What you will do
In the passage on harvest index, which family showed the highest heritability for the trait, and what was the value?

Source document
──────────

T (p) and T(c) are the T tests conducted to check the significance of difference between half sib families with base population and check HD3043 respectively for HI and NDVI.

https://doi.org/10.1371/journal.pone.0156869.t003

Harvest Index (HI)

There was a significant positive increase in HI after subjecting the population to recurrent selection (Table 3). Six families were having higher HI value than the mean with the highest value measured being 0.42 in hs48. The broad sense heritability value of half sib population and that of families were lower than that of base population. Highest heritability for the trait was observed in hs79 (34.15%). Maximum genetic gain was shown by family hs39 while least gain was in hs86. However, when compared to theF5parental values the gain was maximum in hs26 followed by hs48.

──────────

Source data
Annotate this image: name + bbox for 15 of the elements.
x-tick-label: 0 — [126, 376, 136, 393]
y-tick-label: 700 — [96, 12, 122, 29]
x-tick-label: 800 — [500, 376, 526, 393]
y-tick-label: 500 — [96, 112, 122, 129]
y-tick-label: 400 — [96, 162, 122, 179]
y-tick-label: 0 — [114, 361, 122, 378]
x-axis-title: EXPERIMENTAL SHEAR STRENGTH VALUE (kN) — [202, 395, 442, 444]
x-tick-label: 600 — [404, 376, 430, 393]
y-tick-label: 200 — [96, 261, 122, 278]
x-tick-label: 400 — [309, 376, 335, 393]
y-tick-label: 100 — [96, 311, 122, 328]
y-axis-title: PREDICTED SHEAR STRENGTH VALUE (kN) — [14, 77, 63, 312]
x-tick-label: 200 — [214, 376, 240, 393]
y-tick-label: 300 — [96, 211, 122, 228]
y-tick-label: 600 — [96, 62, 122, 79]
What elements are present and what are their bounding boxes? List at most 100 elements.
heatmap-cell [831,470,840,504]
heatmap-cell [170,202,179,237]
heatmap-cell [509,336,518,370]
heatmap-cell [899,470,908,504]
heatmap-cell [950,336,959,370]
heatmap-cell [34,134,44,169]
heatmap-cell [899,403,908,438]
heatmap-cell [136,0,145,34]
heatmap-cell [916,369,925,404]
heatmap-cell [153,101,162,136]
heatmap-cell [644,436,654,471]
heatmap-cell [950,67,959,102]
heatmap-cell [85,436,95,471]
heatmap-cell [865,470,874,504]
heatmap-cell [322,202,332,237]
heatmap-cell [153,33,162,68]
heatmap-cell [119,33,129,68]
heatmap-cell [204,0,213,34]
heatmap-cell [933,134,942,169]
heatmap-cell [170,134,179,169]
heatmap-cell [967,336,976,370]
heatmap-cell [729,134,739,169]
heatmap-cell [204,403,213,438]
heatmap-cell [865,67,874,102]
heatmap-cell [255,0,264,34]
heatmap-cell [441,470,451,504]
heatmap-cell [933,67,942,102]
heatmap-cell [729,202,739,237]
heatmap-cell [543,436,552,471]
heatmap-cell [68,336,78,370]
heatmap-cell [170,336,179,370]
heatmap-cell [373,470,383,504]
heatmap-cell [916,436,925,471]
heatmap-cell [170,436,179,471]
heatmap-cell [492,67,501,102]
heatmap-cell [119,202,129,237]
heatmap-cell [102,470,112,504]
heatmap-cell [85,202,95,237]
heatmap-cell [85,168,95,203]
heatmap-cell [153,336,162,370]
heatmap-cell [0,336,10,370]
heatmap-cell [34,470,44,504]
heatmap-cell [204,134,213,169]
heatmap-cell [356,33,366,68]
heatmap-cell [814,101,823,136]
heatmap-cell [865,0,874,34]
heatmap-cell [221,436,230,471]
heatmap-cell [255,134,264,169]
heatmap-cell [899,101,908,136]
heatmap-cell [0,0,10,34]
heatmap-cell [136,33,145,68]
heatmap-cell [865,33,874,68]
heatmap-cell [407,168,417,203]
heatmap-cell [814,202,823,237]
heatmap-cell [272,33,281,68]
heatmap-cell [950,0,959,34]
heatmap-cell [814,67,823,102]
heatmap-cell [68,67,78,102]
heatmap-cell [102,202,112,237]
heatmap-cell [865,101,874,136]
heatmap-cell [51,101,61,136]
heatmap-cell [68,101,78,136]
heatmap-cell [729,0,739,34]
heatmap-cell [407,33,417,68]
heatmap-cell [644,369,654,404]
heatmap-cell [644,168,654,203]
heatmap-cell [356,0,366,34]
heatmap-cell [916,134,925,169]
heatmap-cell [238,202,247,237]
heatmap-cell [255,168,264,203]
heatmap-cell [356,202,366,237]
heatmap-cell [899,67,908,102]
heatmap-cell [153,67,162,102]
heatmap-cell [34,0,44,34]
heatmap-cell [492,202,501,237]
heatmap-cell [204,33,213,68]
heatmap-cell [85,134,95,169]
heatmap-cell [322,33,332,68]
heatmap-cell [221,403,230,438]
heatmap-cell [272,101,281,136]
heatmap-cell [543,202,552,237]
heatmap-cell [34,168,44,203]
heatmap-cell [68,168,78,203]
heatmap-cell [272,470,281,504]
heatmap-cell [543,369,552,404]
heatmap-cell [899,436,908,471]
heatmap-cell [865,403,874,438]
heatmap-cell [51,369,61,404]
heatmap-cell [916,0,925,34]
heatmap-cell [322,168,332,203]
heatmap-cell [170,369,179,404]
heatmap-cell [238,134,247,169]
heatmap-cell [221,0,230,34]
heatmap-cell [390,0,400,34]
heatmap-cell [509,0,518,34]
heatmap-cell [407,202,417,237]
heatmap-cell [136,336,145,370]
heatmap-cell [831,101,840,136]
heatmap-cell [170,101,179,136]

──────────

Output for this exercise
Family hs79, at 34.15%.